| THE TASK |
Scan the records for the line containing "OCR this image."; extract it and all later lines, verbatim, through the end, and nothing before it.

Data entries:
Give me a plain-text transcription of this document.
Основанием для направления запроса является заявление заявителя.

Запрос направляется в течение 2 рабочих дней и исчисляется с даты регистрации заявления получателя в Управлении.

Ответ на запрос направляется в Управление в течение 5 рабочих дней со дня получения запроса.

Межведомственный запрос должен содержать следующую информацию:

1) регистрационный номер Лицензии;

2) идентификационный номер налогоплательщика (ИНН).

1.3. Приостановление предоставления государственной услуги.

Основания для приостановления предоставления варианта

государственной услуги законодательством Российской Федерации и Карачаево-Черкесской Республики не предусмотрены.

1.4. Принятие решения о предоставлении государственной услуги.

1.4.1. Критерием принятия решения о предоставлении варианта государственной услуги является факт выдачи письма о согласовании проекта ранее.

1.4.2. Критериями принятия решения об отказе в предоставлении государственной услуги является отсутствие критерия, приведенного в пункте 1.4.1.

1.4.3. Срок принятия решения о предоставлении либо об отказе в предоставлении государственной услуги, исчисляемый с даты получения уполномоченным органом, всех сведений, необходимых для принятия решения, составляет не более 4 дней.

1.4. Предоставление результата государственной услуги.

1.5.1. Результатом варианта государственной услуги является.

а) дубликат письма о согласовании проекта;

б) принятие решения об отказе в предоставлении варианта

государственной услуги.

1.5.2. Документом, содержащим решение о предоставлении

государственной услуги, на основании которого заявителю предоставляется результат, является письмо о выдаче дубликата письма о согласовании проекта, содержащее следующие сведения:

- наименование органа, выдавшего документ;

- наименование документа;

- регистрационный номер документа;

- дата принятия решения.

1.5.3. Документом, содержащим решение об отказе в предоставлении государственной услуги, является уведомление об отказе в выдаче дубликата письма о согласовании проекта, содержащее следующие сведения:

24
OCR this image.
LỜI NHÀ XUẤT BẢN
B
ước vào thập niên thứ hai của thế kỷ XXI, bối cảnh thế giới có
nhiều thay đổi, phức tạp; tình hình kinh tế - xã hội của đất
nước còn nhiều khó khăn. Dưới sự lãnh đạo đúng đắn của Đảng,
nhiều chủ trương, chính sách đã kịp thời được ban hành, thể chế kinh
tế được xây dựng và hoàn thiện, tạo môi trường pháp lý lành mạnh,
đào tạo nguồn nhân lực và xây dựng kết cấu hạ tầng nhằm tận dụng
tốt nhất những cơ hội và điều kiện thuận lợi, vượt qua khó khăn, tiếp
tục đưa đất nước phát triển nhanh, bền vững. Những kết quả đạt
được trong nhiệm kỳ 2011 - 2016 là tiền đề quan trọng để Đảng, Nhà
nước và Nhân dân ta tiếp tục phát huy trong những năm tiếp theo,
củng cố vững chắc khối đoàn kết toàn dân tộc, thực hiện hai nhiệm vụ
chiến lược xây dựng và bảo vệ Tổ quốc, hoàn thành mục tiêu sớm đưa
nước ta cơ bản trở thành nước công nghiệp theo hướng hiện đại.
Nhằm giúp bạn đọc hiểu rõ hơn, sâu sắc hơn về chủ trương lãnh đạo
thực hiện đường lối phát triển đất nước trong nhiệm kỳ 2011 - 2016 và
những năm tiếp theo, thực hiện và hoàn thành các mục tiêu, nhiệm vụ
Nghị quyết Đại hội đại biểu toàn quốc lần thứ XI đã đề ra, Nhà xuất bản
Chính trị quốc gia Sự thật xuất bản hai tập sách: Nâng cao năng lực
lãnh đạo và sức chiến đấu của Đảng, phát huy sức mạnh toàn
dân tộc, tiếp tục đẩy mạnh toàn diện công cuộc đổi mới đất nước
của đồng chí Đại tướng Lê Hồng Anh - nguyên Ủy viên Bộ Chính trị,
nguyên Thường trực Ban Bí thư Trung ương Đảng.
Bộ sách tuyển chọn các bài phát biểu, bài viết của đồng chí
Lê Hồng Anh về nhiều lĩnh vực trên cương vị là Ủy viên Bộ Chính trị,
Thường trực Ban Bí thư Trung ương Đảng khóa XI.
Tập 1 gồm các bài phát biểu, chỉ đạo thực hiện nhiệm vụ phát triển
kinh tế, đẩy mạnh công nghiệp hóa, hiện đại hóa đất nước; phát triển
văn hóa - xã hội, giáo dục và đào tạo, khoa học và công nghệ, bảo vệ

| WRITTEN RESPONSE |
OCR this image.
LỜI NHÀ XUẤT BẢN
B
ước vào thập niên thứ hai của thế kỷ XXI, bối cảnh thế giới có
nhiều thay đổi, phức tạp; tình hình kinh tế - xã hội của đất
nước còn nhiều khó khăn. Dưới sự lãnh đạo đúng đắn của Đảng,
nhiều chủ trương, chính sách đã kịp thời được ban hành, thể chế kinh
tế được xây dựng và hoàn thiện, tạo môi trường pháp lý lành mạnh,
đào tạo nguồn nhân lực và xây dựng kết cấu hạ tầng nhằm tận dụng
tốt nhất những cơ hội và điều kiện thuận lợi, vượt qua khó khăn, tiếp
tục đưa đất nước phát triển nhanh, bền vững. Những kết quả đạt
được trong nhiệm kỳ 2011 - 2016 là tiền đề quan trọng để Đảng, Nhà
nước và Nhân dân ta tiếp tục phát huy trong những năm tiếp theo,
củng cố vững chắc khối đoàn kết toàn dân tộc, thực hiện hai nhiệm vụ
chiến lược xây dựng và bảo vệ Tổ quốc, hoàn thành mục tiêu sớm đưa
nước ta cơ bản trở thành nước công nghiệp theo hướng hiện đại.
Nhằm giúp bạn đọc hiểu rõ hơn, sâu sắc hơn về chủ trương lãnh đạo
thực hiện đường lối phát triển đất nước trong nhiệm kỳ 2011 - 2016 và
những năm tiếp theo, thực hiện và hoàn thành các mục tiêu, nhiệm vụ
Nghị quyết Đại hội đại biểu toàn quốc lần thứ XI đã đề ra, Nhà xuất bản
Chính trị quốc gia Sự thật xuất bản hai tập sách: Nâng cao năng lực
lãnh đạo và sức chiến đấu của Đảng, phát huy sức mạnh toàn
dân tộc, tiếp tục đẩy mạnh toàn diện công cuộc đổi mới đất nước
của đồng chí Đại tướng Lê Hồng Anh - nguyên Ủy viên Bộ Chính trị,
nguyên Thường trực Ban Bí thư Trung ương Đảng.
Bộ sách tuyển chọn các bài phát biểu, bài viết của đồng chí
Lê Hồng Anh về nhiều lĩnh vực trên cương vị là Ủy viên Bộ Chính trị,
Thường trực Ban Bí thư Trung ương Đảng khóa XI.
Tập 1 gồm các bài phát biểu, chỉ đạo thực hiện nhiệm vụ phát triển
kinh tế, đẩy mạnh công nghiệp hóa, hiện đại hóa đất nước; phát triển
văn hóa - xã hội, giáo dục và đào tạo, khoa học và công nghệ, bảo vệ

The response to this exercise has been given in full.